_STUDY TEXT_
[Start of Attachment]
Clupeosoma atristriata

Scientific classification
- Kingdom: Animalia
- Phylum: Arthropoda
- Class: Insecta
- Order: Lepidoptera
- Family: Crambidae
- Genus: Clupeosoma
- Species: C. atristriata
- Binomial name: Clupeosoma atristriata Hampson, 1917

= Clupeosoma atristriata =

- Authority: Hampson, 1917

Species of moth

Clupeosoma atristriata is a moth in the family Crambidae. It was described by George Hampson in 1917. It is found in Papua New Guinea, including the Bismarck Archipelago and Indonesia, where it has been recorded from Timur.
[End of Attachment]
_WHAT TO DO_
[1] In the Clupeosoma atristriata text, who described the species, and in what year?
[2] Extend the Clupeosoma atristriata text, picking up after its final sentence.
None of the lines has any connection with the Clupeosoma atristriata text.

_SUPPLIED RECORDS_
[Start of Attachment]
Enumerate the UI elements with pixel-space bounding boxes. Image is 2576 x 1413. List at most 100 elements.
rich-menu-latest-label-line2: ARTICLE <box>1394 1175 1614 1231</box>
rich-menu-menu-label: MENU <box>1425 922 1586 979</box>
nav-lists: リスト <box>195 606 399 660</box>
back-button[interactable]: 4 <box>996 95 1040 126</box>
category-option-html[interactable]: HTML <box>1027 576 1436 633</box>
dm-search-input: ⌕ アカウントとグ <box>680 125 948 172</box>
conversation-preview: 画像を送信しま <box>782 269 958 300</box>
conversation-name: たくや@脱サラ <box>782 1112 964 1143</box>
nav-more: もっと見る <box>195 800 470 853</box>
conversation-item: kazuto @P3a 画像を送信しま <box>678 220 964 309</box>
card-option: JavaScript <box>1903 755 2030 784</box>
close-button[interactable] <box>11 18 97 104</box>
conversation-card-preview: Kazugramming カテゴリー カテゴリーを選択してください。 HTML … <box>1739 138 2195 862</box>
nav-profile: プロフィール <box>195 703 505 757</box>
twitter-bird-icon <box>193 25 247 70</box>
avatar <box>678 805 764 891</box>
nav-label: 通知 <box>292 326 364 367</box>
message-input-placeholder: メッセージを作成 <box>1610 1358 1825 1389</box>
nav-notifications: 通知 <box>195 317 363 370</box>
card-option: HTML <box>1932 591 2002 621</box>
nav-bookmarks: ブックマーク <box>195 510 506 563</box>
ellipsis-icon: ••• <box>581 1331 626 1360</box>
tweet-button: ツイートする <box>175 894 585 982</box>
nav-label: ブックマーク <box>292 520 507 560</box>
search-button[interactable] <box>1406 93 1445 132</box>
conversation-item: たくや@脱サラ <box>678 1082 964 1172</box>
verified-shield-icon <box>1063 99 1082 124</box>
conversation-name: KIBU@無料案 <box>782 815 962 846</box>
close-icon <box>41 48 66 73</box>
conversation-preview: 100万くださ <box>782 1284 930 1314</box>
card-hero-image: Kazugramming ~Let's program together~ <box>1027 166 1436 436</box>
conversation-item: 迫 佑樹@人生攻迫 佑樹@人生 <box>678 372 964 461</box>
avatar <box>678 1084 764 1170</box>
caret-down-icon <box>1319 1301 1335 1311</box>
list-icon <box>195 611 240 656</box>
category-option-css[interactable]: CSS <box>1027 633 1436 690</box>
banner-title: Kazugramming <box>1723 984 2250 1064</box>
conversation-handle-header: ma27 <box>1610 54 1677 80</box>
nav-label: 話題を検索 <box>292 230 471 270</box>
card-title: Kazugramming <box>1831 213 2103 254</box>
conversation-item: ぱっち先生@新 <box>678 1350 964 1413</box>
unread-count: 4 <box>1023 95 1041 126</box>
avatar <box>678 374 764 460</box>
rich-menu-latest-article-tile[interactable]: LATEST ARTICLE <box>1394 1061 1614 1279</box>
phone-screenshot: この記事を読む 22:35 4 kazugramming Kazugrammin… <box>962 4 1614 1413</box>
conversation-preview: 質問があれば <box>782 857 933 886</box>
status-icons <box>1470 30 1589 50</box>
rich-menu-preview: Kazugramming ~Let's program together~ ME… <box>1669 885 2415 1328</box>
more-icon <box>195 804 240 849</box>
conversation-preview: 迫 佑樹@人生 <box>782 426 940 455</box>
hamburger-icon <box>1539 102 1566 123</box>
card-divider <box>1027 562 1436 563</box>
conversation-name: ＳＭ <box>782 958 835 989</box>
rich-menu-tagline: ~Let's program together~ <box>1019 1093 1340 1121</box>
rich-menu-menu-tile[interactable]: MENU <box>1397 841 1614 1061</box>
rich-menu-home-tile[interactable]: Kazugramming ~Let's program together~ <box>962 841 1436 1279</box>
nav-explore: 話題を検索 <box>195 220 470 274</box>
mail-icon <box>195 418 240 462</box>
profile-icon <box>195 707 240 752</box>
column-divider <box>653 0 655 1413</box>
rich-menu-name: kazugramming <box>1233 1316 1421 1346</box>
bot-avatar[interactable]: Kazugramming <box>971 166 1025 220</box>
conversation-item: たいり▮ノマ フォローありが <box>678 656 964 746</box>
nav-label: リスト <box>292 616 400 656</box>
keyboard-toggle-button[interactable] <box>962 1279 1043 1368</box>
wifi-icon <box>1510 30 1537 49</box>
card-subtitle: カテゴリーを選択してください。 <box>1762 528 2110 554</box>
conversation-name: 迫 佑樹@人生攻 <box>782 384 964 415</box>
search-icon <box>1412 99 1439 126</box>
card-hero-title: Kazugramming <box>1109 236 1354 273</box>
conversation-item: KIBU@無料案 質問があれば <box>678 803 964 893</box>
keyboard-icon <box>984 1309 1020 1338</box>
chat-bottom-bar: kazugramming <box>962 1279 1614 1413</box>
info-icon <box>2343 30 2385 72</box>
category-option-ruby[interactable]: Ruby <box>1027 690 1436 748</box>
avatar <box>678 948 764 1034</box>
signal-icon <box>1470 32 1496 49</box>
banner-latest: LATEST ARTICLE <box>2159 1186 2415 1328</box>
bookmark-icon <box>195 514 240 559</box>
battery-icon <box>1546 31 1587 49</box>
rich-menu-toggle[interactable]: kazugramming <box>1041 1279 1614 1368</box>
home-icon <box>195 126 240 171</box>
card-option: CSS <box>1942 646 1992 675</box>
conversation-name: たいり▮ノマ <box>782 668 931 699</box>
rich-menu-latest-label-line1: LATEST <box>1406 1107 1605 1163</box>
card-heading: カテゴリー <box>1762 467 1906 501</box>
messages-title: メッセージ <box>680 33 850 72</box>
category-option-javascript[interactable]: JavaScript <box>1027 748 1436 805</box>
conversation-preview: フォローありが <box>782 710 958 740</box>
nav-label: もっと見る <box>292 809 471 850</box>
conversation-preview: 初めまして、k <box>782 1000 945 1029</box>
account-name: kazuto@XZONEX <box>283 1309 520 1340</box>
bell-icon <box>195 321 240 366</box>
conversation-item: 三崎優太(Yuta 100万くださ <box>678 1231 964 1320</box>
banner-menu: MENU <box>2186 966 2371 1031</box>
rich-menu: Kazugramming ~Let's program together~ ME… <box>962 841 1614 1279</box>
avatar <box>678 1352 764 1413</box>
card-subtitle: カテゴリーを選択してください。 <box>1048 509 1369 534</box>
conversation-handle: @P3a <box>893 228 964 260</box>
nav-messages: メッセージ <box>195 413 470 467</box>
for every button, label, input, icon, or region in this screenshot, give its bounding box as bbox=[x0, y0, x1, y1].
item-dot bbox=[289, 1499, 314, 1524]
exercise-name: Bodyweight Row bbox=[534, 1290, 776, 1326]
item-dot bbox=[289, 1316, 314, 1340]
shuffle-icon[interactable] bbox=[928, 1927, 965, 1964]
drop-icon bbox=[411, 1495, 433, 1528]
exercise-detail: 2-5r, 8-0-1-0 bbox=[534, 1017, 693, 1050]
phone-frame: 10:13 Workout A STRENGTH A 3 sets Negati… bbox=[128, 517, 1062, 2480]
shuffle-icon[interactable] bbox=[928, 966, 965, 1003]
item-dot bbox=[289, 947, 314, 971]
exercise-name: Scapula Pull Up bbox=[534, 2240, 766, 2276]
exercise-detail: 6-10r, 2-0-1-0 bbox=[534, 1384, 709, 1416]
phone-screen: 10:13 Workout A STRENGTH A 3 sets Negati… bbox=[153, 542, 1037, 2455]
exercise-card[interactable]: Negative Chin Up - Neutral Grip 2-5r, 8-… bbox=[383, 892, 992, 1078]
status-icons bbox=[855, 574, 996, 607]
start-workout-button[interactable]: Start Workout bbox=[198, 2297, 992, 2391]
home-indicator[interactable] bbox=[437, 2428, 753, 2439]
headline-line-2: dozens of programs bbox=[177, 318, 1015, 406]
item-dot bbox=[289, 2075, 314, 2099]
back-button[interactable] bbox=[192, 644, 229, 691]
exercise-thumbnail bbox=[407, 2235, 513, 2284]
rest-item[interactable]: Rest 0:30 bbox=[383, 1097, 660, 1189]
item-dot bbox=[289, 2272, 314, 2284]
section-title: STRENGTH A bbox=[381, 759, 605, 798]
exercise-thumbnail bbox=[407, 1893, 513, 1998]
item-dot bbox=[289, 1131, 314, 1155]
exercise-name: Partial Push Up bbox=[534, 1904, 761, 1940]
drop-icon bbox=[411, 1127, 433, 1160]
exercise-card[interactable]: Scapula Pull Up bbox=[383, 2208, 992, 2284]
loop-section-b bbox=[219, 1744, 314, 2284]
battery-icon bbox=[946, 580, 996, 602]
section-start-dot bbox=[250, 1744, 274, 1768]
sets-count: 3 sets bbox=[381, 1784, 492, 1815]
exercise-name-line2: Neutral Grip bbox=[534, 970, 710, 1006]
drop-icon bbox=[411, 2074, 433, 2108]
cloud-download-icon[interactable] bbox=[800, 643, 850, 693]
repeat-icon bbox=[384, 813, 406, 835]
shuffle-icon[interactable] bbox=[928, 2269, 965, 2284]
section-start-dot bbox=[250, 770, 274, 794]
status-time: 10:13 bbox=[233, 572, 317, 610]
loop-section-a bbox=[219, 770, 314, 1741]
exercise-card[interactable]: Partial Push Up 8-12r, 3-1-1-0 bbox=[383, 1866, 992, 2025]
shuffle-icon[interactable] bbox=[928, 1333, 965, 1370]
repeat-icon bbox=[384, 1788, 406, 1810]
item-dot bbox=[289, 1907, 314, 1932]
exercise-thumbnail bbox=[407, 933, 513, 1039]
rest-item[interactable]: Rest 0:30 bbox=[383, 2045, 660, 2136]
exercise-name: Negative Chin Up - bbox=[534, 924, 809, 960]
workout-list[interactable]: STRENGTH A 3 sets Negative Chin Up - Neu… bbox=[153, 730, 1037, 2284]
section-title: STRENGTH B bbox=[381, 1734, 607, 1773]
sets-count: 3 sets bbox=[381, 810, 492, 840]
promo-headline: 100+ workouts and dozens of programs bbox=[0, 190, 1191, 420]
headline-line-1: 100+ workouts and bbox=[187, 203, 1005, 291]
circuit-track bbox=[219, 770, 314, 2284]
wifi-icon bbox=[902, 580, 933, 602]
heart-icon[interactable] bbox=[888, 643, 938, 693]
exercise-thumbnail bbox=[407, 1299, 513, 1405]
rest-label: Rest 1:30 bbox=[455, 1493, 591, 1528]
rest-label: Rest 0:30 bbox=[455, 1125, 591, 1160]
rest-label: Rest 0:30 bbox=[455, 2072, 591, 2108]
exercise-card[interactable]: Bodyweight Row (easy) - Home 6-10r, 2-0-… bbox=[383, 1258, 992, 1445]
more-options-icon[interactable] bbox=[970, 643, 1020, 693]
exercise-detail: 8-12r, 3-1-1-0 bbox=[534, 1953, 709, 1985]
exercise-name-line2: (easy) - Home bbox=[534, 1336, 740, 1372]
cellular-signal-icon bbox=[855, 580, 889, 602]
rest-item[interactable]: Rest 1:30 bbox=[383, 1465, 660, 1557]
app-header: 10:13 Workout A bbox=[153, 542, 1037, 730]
[End of Attachment]
_SOLVED PROBLEMS_
[1] George Hampson described it in 1917.

[2]
The wingspan is about 20 mm. The forewings are pale glaucous with an opalescent blue gloss. The costa is rufous to the middle and then dark brown with black streaks below it. The postmedial line is brown, then yellowish white and defined on the outer side by a purplish-red line. The postmedial area is yellowish suffused with rufous. The terminal area is purple with a terminal series of minute dark brown spots defined by whitish. The hindwings are pale glaucous with an opalescent blue gloss. The costal and inner areas are whitish with an oblique white postmedial band, near the termen defined on the outer side by a slightly waved red line. The terminal area is purple, with a terminal series of minute purple-brown spots defined by white.